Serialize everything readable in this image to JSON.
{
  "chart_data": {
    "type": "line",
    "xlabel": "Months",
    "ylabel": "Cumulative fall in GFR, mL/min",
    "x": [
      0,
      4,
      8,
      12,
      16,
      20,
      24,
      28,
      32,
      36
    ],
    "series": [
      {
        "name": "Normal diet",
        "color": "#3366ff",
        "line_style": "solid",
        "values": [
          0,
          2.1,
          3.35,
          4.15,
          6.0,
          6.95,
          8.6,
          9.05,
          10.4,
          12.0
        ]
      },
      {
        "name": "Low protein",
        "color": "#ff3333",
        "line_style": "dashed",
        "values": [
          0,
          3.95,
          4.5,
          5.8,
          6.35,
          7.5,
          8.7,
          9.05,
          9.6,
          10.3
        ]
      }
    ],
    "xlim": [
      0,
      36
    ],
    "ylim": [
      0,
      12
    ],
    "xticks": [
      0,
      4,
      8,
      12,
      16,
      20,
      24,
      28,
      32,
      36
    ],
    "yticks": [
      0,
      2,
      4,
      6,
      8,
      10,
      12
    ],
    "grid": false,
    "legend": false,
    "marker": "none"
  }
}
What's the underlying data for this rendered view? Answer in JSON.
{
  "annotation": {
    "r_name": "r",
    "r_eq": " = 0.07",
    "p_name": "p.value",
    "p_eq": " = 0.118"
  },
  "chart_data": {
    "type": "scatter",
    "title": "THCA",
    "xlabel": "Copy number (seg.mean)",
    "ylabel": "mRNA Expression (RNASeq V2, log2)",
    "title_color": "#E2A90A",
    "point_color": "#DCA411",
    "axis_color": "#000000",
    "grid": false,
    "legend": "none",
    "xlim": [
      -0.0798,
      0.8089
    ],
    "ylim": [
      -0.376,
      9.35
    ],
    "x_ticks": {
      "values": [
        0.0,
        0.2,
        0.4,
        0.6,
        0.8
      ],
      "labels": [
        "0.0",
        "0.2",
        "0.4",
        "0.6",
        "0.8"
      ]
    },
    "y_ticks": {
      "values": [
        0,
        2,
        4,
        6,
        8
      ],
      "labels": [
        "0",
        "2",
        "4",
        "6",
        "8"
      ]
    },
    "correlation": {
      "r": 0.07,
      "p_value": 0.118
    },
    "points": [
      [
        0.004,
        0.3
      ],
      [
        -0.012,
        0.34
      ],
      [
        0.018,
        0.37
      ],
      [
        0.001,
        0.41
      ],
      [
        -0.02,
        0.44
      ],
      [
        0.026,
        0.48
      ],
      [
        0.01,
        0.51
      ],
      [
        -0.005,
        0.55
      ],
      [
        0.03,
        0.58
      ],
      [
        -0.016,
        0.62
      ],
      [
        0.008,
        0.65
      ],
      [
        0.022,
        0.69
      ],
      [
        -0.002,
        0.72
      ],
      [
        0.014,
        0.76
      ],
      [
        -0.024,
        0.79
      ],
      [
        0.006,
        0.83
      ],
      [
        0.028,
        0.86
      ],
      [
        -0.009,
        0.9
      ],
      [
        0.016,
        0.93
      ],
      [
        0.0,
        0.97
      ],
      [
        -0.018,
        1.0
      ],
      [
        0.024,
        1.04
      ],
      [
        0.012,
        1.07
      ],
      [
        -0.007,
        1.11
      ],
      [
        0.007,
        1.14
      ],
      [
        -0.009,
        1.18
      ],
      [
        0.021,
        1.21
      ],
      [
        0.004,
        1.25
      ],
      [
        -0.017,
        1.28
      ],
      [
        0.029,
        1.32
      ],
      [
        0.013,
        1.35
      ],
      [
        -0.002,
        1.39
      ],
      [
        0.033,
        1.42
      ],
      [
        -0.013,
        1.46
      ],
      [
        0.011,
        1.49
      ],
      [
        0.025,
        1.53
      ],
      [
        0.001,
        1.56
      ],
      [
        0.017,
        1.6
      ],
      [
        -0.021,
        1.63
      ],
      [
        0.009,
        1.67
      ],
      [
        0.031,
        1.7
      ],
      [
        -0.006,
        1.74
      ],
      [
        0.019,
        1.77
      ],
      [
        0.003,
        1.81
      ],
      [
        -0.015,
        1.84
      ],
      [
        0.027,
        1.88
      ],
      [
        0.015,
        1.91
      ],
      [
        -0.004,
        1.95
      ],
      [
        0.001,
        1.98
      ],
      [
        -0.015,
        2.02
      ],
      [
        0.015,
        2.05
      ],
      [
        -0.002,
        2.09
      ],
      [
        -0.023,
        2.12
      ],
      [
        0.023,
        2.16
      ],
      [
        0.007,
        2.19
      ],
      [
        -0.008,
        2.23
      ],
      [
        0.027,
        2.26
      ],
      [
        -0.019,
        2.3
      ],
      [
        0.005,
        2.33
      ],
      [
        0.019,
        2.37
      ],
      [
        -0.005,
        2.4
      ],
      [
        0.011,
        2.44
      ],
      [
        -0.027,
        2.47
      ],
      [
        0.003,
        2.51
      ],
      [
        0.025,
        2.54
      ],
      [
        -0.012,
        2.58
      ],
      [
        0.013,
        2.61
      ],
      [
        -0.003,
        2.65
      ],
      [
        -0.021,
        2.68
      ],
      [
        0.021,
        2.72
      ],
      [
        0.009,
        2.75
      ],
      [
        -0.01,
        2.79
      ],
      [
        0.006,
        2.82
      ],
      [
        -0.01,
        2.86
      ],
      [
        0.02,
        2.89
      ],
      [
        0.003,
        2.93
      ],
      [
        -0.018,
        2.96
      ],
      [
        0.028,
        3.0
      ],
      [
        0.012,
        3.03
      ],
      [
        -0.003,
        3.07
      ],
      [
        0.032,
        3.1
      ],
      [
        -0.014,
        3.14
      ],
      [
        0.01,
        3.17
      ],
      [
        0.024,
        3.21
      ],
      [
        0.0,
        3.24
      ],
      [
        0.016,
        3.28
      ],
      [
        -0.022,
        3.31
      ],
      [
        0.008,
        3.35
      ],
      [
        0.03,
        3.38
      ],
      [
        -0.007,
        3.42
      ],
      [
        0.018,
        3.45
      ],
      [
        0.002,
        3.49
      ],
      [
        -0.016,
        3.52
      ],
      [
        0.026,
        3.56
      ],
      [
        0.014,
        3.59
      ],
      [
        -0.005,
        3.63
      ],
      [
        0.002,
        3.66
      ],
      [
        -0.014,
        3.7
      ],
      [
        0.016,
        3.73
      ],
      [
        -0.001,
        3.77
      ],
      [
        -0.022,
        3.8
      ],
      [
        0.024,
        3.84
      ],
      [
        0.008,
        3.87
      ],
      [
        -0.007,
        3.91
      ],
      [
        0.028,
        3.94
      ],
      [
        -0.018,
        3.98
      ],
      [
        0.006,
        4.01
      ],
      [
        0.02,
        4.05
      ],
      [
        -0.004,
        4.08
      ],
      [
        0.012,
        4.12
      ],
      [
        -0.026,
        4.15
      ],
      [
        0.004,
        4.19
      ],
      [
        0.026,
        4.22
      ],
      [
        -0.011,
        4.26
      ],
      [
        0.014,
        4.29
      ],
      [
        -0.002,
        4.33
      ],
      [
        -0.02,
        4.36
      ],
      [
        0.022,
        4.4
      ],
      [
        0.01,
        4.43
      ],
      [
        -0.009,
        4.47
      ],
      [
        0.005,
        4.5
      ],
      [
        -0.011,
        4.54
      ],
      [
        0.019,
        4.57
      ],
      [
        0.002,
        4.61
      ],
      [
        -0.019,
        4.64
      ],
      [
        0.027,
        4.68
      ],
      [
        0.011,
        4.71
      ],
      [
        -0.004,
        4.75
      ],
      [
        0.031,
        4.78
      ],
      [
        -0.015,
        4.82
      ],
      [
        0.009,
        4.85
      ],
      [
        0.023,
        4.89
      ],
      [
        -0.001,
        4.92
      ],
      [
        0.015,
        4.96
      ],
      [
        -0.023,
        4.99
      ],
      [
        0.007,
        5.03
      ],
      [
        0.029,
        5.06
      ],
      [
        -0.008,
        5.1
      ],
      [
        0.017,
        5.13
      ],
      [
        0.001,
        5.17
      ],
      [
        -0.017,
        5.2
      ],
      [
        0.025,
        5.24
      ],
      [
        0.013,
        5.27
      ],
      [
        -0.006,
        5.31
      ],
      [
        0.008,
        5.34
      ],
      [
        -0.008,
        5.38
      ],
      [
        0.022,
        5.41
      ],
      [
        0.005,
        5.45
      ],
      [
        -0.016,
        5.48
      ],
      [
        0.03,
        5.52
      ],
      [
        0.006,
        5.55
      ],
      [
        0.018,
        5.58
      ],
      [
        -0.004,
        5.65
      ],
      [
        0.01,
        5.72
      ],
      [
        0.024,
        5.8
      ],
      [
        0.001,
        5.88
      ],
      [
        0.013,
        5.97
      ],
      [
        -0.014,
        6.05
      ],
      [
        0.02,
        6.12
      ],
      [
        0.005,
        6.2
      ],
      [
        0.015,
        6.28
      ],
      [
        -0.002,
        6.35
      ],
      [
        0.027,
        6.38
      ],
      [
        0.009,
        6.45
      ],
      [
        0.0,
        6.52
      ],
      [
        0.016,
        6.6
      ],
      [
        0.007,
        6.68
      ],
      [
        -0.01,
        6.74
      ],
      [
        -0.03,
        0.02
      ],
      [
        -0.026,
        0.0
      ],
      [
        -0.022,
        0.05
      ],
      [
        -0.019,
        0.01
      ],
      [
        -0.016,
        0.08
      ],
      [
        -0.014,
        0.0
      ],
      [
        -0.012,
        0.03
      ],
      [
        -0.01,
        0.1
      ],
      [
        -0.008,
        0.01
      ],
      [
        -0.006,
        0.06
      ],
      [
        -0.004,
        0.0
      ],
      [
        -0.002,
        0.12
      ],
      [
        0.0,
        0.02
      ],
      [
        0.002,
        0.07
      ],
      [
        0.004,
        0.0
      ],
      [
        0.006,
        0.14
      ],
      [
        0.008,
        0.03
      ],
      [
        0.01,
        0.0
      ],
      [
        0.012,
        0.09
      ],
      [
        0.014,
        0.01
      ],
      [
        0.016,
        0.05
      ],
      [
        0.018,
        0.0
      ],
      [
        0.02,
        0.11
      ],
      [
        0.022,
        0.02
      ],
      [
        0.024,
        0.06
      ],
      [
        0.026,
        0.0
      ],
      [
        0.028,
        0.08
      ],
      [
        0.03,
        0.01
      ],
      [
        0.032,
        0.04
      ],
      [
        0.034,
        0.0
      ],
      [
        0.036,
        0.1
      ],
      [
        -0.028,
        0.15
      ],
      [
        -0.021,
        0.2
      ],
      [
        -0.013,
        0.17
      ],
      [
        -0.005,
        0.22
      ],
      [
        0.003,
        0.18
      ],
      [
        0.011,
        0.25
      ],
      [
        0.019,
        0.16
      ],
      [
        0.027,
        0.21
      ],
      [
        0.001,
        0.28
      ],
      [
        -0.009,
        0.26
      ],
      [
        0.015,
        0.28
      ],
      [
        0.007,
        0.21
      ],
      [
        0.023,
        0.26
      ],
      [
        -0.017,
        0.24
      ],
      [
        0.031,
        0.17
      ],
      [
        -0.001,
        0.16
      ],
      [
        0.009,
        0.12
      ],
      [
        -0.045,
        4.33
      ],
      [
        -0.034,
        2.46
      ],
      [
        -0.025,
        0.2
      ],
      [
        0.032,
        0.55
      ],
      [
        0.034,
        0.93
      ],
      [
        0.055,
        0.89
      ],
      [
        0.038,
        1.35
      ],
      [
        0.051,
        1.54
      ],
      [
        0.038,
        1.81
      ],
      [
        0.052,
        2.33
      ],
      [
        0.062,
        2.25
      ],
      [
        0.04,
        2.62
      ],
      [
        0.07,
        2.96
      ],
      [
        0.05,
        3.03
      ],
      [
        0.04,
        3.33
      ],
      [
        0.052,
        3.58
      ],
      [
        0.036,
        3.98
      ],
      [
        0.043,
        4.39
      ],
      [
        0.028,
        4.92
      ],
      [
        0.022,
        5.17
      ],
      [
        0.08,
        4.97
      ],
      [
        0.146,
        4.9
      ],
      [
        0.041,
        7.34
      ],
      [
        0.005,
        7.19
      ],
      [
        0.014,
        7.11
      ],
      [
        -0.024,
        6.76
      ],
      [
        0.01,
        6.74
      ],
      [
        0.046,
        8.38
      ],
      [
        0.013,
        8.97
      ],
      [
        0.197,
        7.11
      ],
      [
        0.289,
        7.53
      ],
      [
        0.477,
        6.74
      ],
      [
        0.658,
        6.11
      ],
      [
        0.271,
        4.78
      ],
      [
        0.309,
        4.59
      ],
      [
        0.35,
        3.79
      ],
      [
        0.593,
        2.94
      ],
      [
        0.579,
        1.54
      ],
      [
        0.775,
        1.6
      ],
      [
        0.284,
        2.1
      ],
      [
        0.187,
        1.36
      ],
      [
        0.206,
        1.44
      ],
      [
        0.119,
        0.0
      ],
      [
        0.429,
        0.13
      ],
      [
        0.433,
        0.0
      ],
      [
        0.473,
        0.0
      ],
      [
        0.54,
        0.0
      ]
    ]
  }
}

> [Exercise description]: All lines that include the word "JSON" must be copied from the material above.

> [Exercise response]:
Serialize everything readable in this image to JSON.
What's the underlying data for this rendered view? Answer in JSON.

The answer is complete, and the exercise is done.